◆ Material provided ◆
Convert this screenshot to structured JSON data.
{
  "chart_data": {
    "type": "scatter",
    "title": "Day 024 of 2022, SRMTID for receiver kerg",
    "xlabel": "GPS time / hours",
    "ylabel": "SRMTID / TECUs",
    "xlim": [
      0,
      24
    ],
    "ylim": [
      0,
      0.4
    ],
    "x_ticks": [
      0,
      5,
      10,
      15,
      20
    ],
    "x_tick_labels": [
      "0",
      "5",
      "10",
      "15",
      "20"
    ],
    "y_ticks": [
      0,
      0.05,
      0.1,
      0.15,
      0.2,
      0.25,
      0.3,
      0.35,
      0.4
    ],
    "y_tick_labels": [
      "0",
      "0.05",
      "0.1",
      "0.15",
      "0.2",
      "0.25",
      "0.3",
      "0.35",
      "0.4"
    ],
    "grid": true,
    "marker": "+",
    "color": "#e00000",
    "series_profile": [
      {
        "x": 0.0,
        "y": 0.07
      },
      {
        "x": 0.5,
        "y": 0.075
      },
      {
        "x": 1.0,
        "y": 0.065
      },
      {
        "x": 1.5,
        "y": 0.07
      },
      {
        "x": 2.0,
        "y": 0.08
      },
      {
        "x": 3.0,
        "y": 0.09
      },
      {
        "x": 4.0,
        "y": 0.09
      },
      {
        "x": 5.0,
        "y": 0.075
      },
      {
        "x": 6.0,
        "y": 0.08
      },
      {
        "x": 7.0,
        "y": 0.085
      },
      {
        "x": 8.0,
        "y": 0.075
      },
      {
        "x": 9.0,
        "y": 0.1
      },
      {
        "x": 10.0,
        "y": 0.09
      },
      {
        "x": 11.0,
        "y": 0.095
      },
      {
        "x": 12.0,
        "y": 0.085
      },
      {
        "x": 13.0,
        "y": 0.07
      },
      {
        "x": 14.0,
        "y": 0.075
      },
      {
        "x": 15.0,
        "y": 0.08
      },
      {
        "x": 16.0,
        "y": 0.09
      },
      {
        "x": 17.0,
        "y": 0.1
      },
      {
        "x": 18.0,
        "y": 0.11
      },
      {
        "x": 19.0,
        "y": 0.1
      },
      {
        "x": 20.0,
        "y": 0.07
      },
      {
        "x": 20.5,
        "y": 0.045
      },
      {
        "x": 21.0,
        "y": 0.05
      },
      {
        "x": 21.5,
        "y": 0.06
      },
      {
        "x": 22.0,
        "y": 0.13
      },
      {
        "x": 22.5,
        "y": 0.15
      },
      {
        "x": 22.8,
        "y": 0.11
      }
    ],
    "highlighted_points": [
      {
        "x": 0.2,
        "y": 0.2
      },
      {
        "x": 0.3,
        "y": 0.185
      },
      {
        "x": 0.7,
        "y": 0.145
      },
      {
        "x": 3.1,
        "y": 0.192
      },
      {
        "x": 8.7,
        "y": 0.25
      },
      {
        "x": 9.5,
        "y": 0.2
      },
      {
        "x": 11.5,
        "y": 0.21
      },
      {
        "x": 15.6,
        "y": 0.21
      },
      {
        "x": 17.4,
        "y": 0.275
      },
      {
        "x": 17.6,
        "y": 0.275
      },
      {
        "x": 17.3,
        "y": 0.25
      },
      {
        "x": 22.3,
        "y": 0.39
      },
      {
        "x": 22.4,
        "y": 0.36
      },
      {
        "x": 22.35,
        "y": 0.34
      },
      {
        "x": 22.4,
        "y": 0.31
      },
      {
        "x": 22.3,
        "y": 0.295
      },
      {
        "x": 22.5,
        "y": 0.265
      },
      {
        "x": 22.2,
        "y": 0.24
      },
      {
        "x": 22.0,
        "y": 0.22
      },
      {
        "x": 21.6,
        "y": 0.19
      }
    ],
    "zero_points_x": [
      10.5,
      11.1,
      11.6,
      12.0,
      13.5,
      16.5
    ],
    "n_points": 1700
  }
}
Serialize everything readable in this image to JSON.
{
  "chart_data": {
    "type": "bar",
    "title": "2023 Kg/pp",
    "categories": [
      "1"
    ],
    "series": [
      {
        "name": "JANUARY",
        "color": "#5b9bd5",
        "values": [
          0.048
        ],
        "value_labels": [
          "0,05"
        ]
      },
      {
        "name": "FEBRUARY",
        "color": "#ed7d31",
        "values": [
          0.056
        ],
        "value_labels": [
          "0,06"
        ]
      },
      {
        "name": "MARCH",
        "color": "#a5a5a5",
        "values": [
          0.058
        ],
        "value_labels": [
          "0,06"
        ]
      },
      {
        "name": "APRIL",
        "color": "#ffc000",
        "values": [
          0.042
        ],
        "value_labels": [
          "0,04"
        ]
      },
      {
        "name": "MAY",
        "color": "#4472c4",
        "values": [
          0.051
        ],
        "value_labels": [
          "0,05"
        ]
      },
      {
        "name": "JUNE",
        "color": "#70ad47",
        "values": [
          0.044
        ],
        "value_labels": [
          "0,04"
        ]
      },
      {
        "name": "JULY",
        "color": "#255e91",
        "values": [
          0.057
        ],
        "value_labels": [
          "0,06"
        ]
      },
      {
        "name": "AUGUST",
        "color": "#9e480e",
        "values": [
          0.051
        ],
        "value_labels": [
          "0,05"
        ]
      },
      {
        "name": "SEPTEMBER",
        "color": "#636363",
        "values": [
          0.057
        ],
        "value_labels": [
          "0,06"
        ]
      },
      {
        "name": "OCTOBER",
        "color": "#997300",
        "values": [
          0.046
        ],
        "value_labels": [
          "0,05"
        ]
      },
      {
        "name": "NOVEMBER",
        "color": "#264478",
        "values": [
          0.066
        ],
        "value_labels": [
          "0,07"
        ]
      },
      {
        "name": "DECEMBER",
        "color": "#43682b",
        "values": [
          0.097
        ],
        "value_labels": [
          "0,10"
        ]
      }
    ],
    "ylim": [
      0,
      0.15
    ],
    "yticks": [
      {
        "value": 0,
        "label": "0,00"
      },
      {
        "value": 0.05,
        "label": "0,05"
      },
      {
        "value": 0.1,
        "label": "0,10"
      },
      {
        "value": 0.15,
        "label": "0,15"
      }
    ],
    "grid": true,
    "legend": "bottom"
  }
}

◆ Instructions for the task ◆
Exactly reproduce every line of the data above.

◆ Result for this exercise ◆
Convert this screenshot to structured JSON data.
{
  "chart_data": {
    "type": "scatter",
    "title": "Day 024 of 2022, SRMTID for receiver kerg",
    "xlabel": "GPS time / hours",
    "ylabel": "SRMTID / TECUs",
    "xlim": [
      0,
      24
    ],
    "ylim": [
      0,
      0.4
    ],
    "x_ticks": [
      0,
      5,
      10,
      15,
      20
    ],
    "x_tick_labels": [
      "0",
      "5",
      "10",
      "15",
      "20"
    ],
    "y_ticks": [
      0,
      0.05,
      0.1,
      0.15,
      0.2,
      0.25,
      0.3,
      0.35,
      0.4
    ],
    "y_tick_labels": [
      "0",
      "0.05",
      "0.1",
      "0.15",
      "0.2",
      "0.25",
      "0.3",
      "0.35",
      "0.4"
    ],
    "grid": true,
    "marker": "+",
    "color": "#e00000",
    "series_profile": [
      {
        "x": 0.0,
        "y": 0.07
      },
      {
        "x": 0.5,
        "y": 0.075
      },
      {
        "x": 1.0,
        "y": 0.065
      },
      {
        "x": 1.5,
        "y": 0.07
      },
      {
        "x": 2.0,
        "y": 0.08
      },
      {
        "x": 3.0,
        "y": 0.09
      },
      {
        "x": 4.0,
        "y": 0.09
      },
      {
        "x": 5.0,
        "y": 0.075
      },
      {
        "x": 6.0,
        "y": 0.08
      },
      {
        "x": 7.0,
        "y": 0.085
      },
      {
        "x": 8.0,
        "y": 0.075
      },
      {
        "x": 9.0,
        "y": 0.1
      },
      {
        "x": 10.0,
        "y": 0.09
      },
      {
        "x": 11.0,
        "y": 0.095
      },
      {
        "x": 12.0,
        "y": 0.085
      },
      {
        "x": 13.0,
        "y": 0.07
      },
      {
        "x": 14.0,
        "y": 0.075
      },
      {
        "x": 15.0,
        "y": 0.08
      },
      {
        "x": 16.0,
        "y": 0.09
      },
      {
        "x": 17.0,
        "y": 0.1
      },
      {
        "x": 18.0,
        "y": 0.11
      },
      {
        "x": 19.0,
        "y": 0.1
      },
      {
        "x": 20.0,
        "y": 0.07
      },
      {
        "x": 20.5,
        "y": 0.045
      },
      {
        "x": 21.0,
        "y": 0.05
      },
      {
        "x": 21.5,
        "y": 0.06
      },
      {
        "x": 22.0,
        "y": 0.13
      },
      {
        "x": 22.5,
        "y": 0.15
      },
      {
        "x": 22.8,
        "y": 0.11
      }
    ],
    "highlighted_points": [
      {
        "x": 0.2,
        "y": 0.2
      },
      {
        "x": 0.3,
        "y": 0.185
      },
      {
        "x": 0.7,
        "y": 0.145
      },
      {
        "x": 3.1,
        "y": 0.192
      },
      {
        "x": 8.7,
        "y": 0.25
      },
      {
        "x": 9.5,
        "y": 0.2
      },
      {
        "x": 11.5,
        "y": 0.21
      },
      {
        "x": 15.6,
        "y": 0.21
      },
      {
        "x": 17.4,
        "y": 0.275
      },
      {
        "x": 17.6,
        "y": 0.275
      },
      {
        "x": 17.3,
        "y": 0.25
      },
      {
        "x": 22.3,
        "y": 0.39
      },
      {
        "x": 22.4,
        "y": 0.36
      },
      {
        "x": 22.35,
        "y": 0.34
      },
      {
        "x": 22.4,
        "y": 0.31
      },
      {
        "x": 22.3,
        "y": 0.295
      },
      {
        "x": 22.5,
        "y": 0.265
      },
      {
        "x": 22.2,
        "y": 0.24
      },
      {
        "x": 22.0,
        "y": 0.22
      },
      {
        "x": 21.6,
        "y": 0.19
      }
    ],
    "zero_points_x": [
      10.5,
      11.1,
      11.6,
      12.0,
      13.5,
      16.5
    ],
    "n_points": 1700
  }
}
Serialize everything readable in this image to JSON.
{
  "chart_data": {
    "type": "bar",
    "title": "2023 Kg/pp",
    "categories": [
      "1"
    ],
    "series": [
      {
        "name": "JANUARY",
        "color": "#5b9bd5",
        "values": [
          0.048
        ],
        "value_labels": [
          "0,05"
        ]
      },
      {
        "name": "FEBRUARY",
        "color": "#ed7d31",
        "values": [
          0.056
        ],
        "value_labels": [
          "0,06"
        ]
      },
      {
        "name": "MARCH",
        "color": "#a5a5a5",
        "values": [
          0.058
        ],
        "value_labels": [
          "0,06"
        ]
      },
      {
        "name": "APRIL",
        "color": "#ffc000",
        "values": [
          0.042
        ],
        "value_labels": [
          "0,04"
        ]
      },
      {
        "name": "MAY",
        "color": "#4472c4",
        "values": [
          0.051
        ],
        "value_labels": [
          "0,05"
        ]
      },
      {
        "name": "JUNE",
        "color": "#70ad47",
        "values": [
          0.044
        ],
        "value_labels": [
          "0,04"
        ]
      },
      {
        "name": "JULY",
        "color": "#255e91",
        "values": [
          0.057
        ],
        "value_labels": [
          "0,06"
        ]
      },
      {
        "name": "AUGUST",
        "color": "#9e480e",
        "values": [
          0.051
        ],
        "value_labels": [
          "0,05"
        ]
      },
      {
        "name": "SEPTEMBER",
        "color": "#636363",
        "values": [
          0.057
        ],
        "value_labels": [
          "0,06"
        ]
      },
      {
        "name": "OCTOBER",
        "color": "#997300",
        "values": [
          0.046
        ],
        "value_labels": [
          "0,05"
        ]
      },
      {
        "name": "NOVEMBER",
        "color": "#264478",
        "values": [
          0.066
        ],
        "value_labels": [
          "0,07"
        ]
      },
      {
        "name": "DECEMBER",
        "color": "#43682b",
        "values": [
          0.097
        ],
        "value_labels": [
          "0,10"
        ]
      }
    ],
    "ylim": [
      0,
      0.15
    ],
    "yticks": [
      {
        "value": 0,
        "label": "0,00"
      },
      {
        "value": 0.05,
        "label": "0,05"
      },
      {
        "value": 0.1,
        "label": "0,10"
      },
      {
        "value": 0.15,
        "label": "0,15"
      }
    ],
    "grid": true,
    "legend": "bottom"
  }
}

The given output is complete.